» Stated goal: From the entries below, pull out each line where "clinical" appears.

┌─ Dataset records

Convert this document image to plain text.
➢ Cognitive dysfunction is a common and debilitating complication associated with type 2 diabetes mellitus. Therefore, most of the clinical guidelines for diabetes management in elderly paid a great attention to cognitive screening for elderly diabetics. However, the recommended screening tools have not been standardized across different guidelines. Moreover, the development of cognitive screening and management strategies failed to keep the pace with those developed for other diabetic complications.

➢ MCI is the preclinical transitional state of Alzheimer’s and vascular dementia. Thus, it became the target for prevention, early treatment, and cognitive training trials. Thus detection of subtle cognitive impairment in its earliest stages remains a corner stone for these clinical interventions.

└─
┌─ Dataset records

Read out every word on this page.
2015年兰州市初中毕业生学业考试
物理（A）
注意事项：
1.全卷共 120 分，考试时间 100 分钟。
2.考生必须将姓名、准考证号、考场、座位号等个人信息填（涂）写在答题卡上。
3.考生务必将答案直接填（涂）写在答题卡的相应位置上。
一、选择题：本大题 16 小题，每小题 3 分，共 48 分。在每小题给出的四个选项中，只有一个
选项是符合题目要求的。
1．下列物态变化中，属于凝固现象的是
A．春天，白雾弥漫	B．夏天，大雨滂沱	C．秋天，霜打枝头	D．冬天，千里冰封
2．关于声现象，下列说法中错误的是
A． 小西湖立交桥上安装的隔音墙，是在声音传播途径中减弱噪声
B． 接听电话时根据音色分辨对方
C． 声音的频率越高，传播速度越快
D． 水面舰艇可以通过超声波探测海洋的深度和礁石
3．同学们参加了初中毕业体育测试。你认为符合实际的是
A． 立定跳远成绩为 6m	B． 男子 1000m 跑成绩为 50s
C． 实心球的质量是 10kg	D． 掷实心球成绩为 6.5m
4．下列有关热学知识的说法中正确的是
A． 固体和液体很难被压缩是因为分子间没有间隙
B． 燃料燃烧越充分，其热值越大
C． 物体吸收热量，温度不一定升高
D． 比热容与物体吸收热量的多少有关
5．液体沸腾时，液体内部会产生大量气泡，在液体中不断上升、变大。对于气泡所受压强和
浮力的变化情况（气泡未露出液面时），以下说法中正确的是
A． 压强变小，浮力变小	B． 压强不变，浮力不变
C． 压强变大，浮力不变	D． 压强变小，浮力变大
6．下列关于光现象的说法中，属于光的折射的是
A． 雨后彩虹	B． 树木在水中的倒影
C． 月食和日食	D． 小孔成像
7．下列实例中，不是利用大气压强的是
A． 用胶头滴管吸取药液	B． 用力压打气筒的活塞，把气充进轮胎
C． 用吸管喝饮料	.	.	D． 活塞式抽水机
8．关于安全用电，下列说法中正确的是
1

└─
┌─ Dataset records

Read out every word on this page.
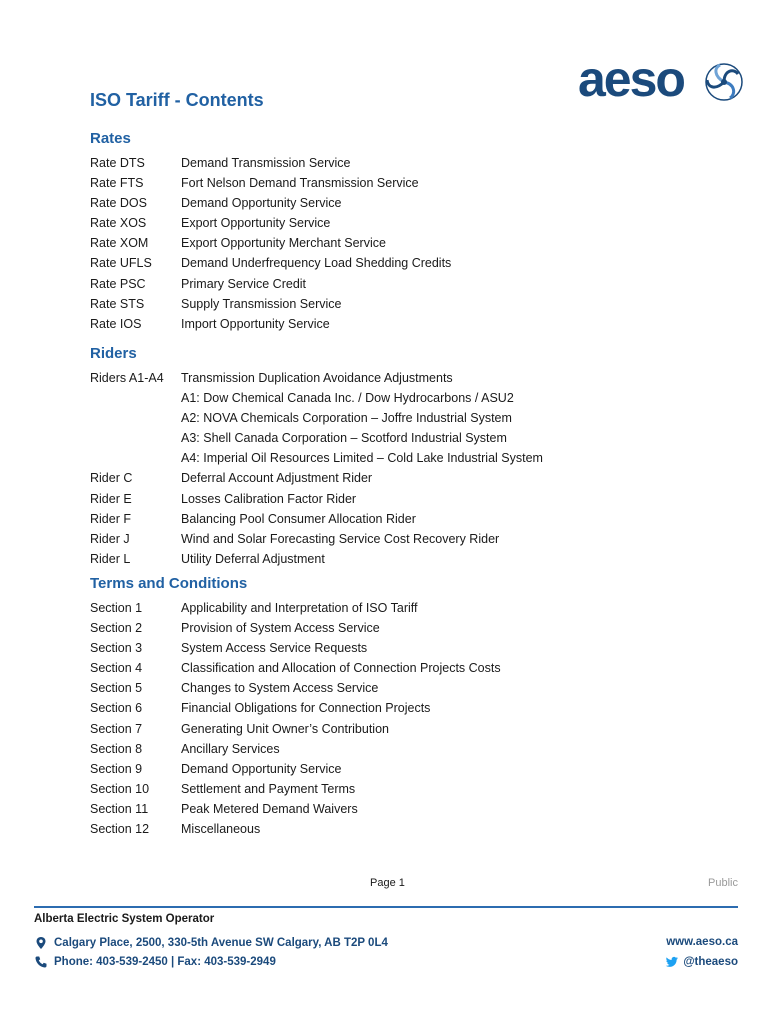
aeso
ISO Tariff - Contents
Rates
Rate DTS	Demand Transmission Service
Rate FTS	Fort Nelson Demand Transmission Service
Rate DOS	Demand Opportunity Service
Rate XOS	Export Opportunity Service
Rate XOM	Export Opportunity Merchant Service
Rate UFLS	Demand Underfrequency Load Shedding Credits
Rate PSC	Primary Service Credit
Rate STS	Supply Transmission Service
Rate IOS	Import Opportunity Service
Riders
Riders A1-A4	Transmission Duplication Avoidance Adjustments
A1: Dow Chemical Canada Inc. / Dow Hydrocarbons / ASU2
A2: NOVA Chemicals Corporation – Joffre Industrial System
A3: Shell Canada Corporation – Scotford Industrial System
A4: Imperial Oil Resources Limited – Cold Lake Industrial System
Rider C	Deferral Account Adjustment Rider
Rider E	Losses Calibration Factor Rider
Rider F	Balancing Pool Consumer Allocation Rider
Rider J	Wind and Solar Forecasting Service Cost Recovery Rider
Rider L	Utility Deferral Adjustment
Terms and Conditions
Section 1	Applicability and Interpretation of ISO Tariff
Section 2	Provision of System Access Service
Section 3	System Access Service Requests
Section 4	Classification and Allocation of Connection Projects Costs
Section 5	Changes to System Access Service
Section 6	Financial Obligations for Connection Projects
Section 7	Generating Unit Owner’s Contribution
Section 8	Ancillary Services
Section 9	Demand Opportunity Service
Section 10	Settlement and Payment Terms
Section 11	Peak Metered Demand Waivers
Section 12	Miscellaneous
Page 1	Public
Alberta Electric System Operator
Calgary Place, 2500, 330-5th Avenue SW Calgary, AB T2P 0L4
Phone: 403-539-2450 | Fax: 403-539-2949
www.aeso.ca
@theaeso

└─

» Exercise output:
➢ Cognitive dysfunction is a common and debilitating complication associated with type 2 diabetes mellitus. Therefore, most of the clinical guidelines for diabetes management in elderly paid a great attention to cognitive screening for elderly diabetics. However, the recommended screening tools have not been standardized across different guidelines. Moreover, the development of cognitive screening and management strategies failed to keep the pace with those developed for other diabetic complications.
➢ MCI is the preclinical transitional state of Alzheimer’s and vascular dementia. Thus, it became the target for prevention, early treatment, and cognitive training trials. Thus detection of subtle cognitive impairment in its earliest stages remains a corner stone for these clinical interventions.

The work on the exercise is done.